*SUPPLIED RECORDS:*

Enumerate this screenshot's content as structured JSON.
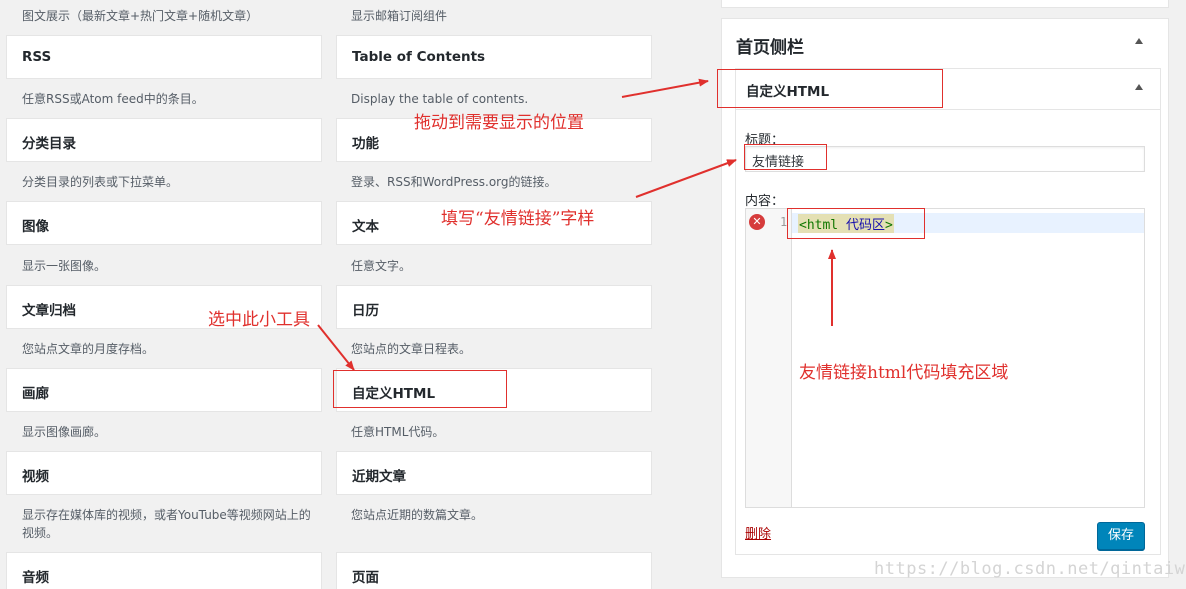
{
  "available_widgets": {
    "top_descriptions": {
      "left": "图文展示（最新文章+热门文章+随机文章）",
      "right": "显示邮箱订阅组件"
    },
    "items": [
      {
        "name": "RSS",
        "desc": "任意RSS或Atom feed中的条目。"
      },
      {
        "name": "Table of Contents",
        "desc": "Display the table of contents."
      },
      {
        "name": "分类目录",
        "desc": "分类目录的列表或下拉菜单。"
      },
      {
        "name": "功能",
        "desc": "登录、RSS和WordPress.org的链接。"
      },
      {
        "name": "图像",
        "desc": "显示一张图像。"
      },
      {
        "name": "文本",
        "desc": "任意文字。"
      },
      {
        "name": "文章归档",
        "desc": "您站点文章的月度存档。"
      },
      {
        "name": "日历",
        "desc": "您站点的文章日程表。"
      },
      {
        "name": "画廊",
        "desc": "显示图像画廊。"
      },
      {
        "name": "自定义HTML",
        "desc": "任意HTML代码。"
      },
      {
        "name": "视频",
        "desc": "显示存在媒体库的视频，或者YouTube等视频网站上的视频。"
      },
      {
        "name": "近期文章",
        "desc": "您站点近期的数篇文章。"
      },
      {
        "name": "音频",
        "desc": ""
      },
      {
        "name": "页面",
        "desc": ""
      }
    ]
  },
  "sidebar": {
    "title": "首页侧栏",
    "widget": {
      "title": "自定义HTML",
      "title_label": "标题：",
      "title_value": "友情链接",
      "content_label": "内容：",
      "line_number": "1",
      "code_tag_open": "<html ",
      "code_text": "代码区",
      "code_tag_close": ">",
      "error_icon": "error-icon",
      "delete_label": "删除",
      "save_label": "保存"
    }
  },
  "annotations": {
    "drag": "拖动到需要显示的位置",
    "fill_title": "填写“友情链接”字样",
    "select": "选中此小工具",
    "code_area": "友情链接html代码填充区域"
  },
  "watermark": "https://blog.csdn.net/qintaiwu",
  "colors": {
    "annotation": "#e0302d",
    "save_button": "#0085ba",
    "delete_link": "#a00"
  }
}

*WORK TO BE COMPLETED:* Return the listing above in full and without alteration, excluding its pictures.

*IN RESPONSE:*
Enumerate this screenshot's content as structured JSON.
{
  "available_widgets": {
    "top_descriptions": {
      "left": "图文展示（最新文章+热门文章+随机文章）",
      "right": "显示邮箱订阅组件"
    },
    "items": [
      {
        "name": "RSS",
        "desc": "任意RSS或Atom feed中的条目。"
      },
      {
        "name": "Table of Contents",
        "desc": "Display the table of contents."
      },
      {
        "name": "分类目录",
        "desc": "分类目录的列表或下拉菜单。"
      },
      {
        "name": "功能",
        "desc": "登录、RSS和WordPress.org的链接。"
      },
      {
        "name": "图像",
        "desc": "显示一张图像。"
      },
      {
        "name": "文本",
        "desc": "任意文字。"
      },
      {
        "name": "文章归档",
        "desc": "您站点文章的月度存档。"
      },
      {
        "name": "日历",
        "desc": "您站点的文章日程表。"
      },
      {
        "name": "画廊",
        "desc": "显示图像画廊。"
      },
      {
        "name": "自定义HTML",
        "desc": "任意HTML代码。"
      },
      {
        "name": "视频",
        "desc": "显示存在媒体库的视频，或者YouTube等视频网站上的视频。"
      },
      {
        "name": "近期文章",
        "desc": "您站点近期的数篇文章。"
      },
      {
        "name": "音频",
        "desc": ""
      },
      {
        "name": "页面",
        "desc": ""
      }
    ]
  },
  "sidebar": {
    "title": "首页侧栏",
    "widget": {
      "title": "自定义HTML",
      "title_label": "标题：",
      "title_value": "友情链接",
      "content_label": "内容：",
      "line_number": "1",
      "code_tag_open": "<html ",
      "code_text": "代码区",
      "code_tag_close": ">",
      "error_icon": "error-icon",
      "delete_label": "删除",
      "save_label": "保存"
    }
  },
  "annotations": {
    "drag": "拖动到需要显示的位置",
    "fill_title": "填写“友情链接”字样",
    "select": "选中此小工具",
    "code_area": "友情链接html代码填充区域"
  },
  "watermark": "https://blog.csdn.net/qintaiwu",
  "colors": {
    "annotation": "#e0302d",
    "save_button": "#0085ba",
    "delete_link": "#a00"
  }
}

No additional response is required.